Written problem> Exactly as written, quote every line that follows, skipping the images.

Start Dataset extract

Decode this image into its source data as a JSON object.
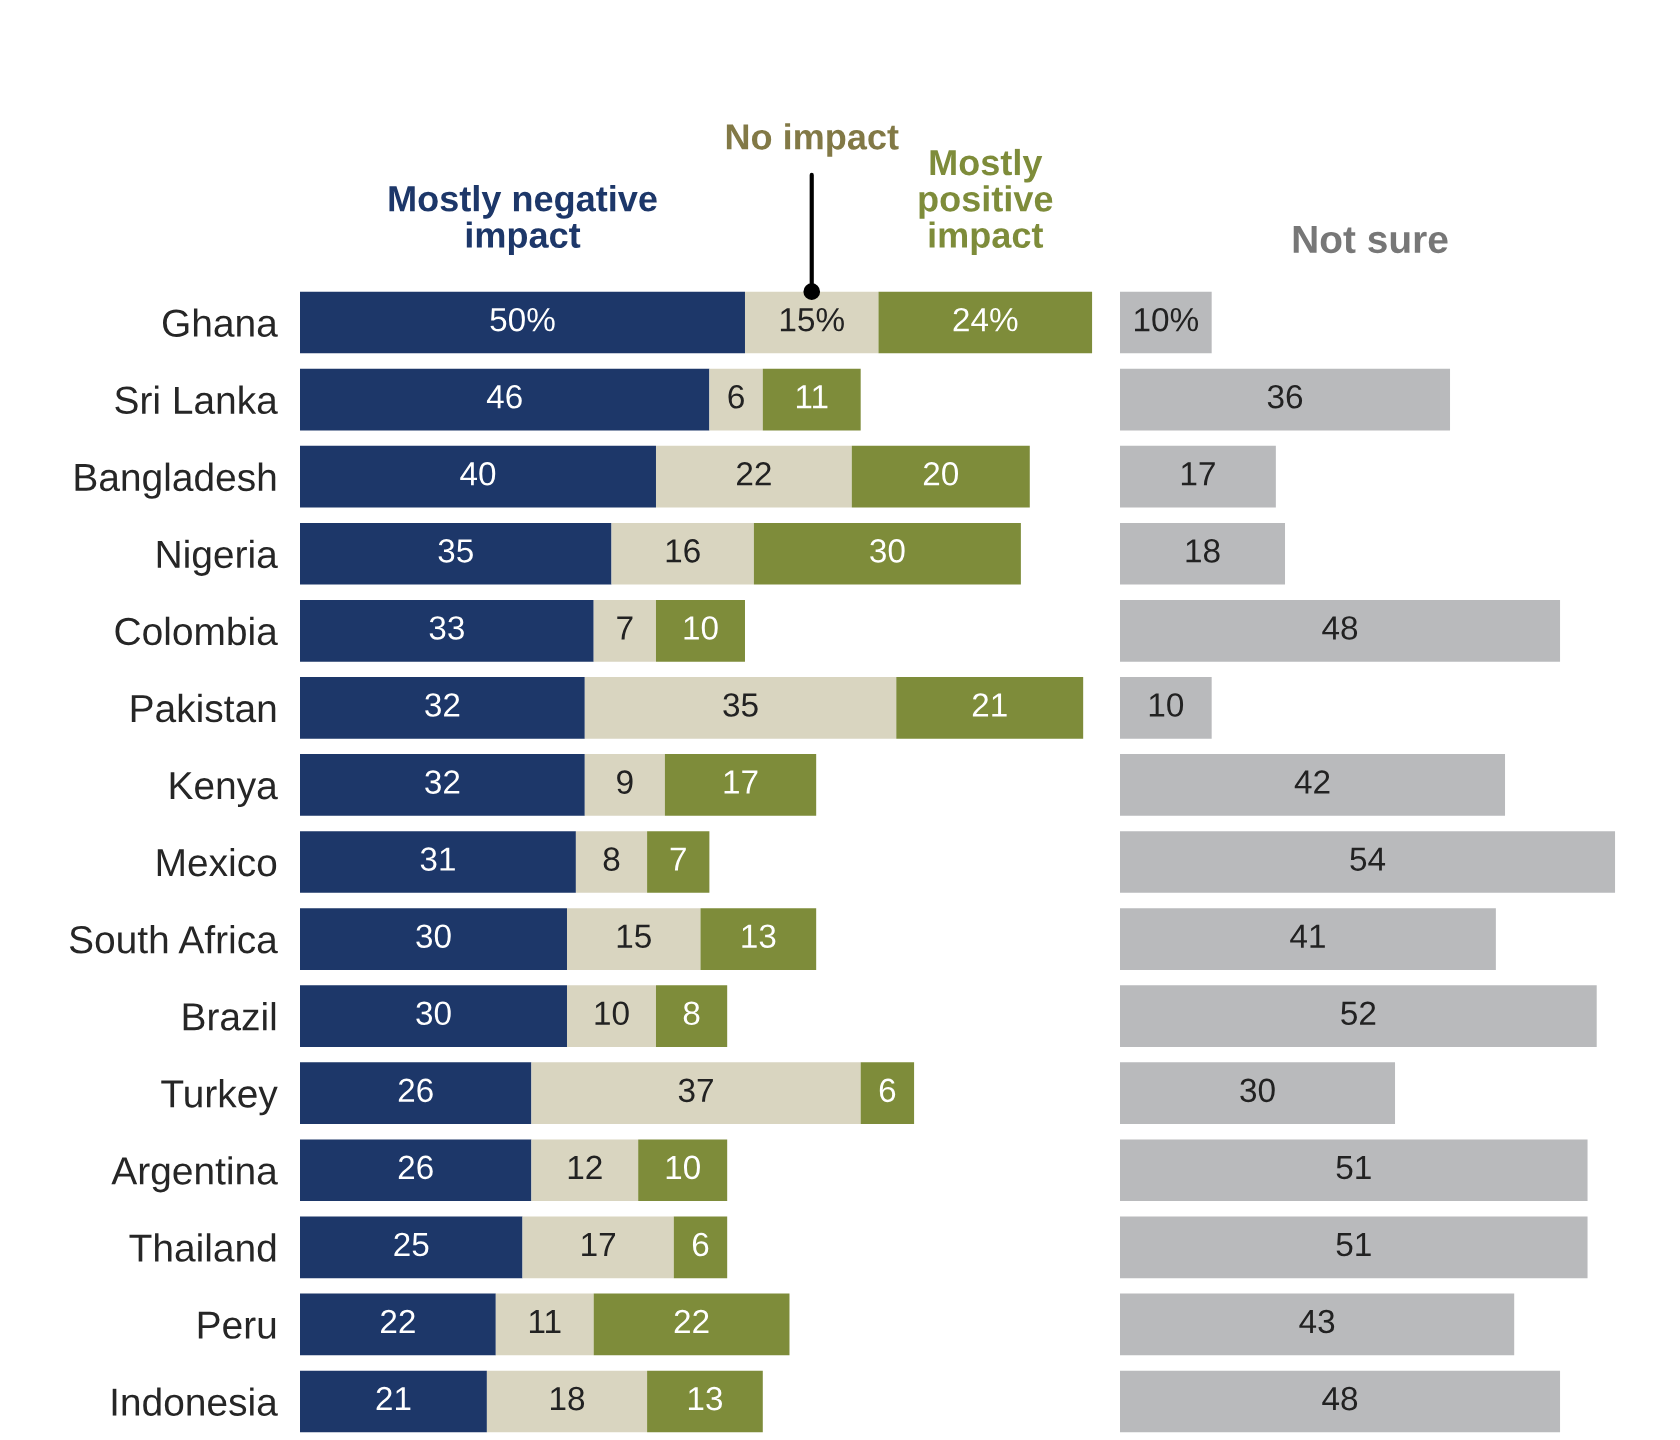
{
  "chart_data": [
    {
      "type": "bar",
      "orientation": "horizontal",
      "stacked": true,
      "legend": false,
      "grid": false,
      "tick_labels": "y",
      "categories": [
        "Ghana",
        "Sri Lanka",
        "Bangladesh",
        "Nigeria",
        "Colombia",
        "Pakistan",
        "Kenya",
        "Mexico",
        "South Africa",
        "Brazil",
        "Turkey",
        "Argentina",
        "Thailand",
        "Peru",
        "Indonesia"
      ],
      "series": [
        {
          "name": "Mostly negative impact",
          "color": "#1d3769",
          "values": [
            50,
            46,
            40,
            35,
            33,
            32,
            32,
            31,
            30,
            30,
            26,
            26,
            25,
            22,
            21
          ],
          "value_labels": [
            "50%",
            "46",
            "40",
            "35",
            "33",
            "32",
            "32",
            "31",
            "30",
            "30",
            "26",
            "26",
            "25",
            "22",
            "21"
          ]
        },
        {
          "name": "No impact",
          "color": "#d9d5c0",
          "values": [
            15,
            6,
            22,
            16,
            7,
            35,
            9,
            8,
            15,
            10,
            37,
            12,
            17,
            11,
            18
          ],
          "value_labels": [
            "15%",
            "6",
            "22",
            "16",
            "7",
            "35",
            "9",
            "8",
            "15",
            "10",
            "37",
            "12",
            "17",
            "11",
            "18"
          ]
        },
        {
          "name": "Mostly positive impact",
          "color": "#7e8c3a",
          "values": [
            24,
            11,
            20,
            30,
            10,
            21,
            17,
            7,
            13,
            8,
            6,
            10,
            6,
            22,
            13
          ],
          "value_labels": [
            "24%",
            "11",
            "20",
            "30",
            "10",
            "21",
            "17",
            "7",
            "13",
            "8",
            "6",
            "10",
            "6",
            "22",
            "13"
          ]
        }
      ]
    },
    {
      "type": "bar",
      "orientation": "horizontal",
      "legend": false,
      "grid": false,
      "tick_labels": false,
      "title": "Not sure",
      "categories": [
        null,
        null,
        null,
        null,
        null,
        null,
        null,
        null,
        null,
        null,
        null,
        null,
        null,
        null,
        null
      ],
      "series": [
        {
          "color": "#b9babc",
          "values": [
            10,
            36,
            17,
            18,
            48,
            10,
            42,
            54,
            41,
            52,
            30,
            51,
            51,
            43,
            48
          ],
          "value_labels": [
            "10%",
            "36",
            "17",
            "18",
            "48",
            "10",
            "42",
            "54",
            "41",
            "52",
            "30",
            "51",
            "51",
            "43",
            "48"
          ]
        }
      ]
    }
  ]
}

End Dataset extract

Result of this exercise>
Decode this image into its source data as a JSON object.
{
  "chart_data": [
    {
      "type": "bar",
      "orientation": "horizontal",
      "stacked": true,
      "legend": false,
      "grid": false,
      "tick_labels": "y",
      "categories": [
        "Ghana",
        "Sri Lanka",
        "Bangladesh",
        "Nigeria",
        "Colombia",
        "Pakistan",
        "Kenya",
        "Mexico",
        "South Africa",
        "Brazil",
        "Turkey",
        "Argentina",
        "Thailand",
        "Peru",
        "Indonesia"
      ],
      "series": [
        {
          "name": "Mostly negative impact",
          "color": "#1d3769",
          "values": [
            50,
            46,
            40,
            35,
            33,
            32,
            32,
            31,
            30,
            30,
            26,
            26,
            25,
            22,
            21
          ],
          "value_labels": [
            "50%",
            "46",
            "40",
            "35",
            "33",
            "32",
            "32",
            "31",
            "30",
            "30",
            "26",
            "26",
            "25",
            "22",
            "21"
          ]
        },
        {
          "name": "No impact",
          "color": "#d9d5c0",
          "values": [
            15,
            6,
            22,
            16,
            7,
            35,
            9,
            8,
            15,
            10,
            37,
            12,
            17,
            11,
            18
          ],
          "value_labels": [
            "15%",
            "6",
            "22",
            "16",
            "7",
            "35",
            "9",
            "8",
            "15",
            "10",
            "37",
            "12",
            "17",
            "11",
            "18"
          ]
        },
        {
          "name": "Mostly positive impact",
          "color": "#7e8c3a",
          "values": [
            24,
            11,
            20,
            30,
            10,
            21,
            17,
            7,
            13,
            8,
            6,
            10,
            6,
            22,
            13
          ],
          "value_labels": [
            "24%",
            "11",
            "20",
            "30",
            "10",
            "21",
            "17",
            "7",
            "13",
            "8",
            "6",
            "10",
            "6",
            "22",
            "13"
          ]
        }
      ]
    },
    {
      "type": "bar",
      "orientation": "horizontal",
      "legend": false,
      "grid": false,
      "tick_labels": false,
      "title": "Not sure",
      "categories": [
        null,
        null,
        null,
        null,
        null,
        null,
        null,
        null,
        null,
        null,
        null,
        null,
        null,
        null,
        null
      ],
      "series": [
        {
          "color": "#b9babc",
          "values": [
            10,
            36,
            17,
            18,
            48,
            10,
            42,
            54,
            41,
            52,
            30,
            51,
            51,
            43,
            48
          ],
          "value_labels": [
            "10%",
            "36",
            "17",
            "18",
            "48",
            "10",
            "42",
            "54",
            "41",
            "52",
            "30",
            "51",
            "51",
            "43",
            "48"
          ]
        }
      ]
    }
  ]
}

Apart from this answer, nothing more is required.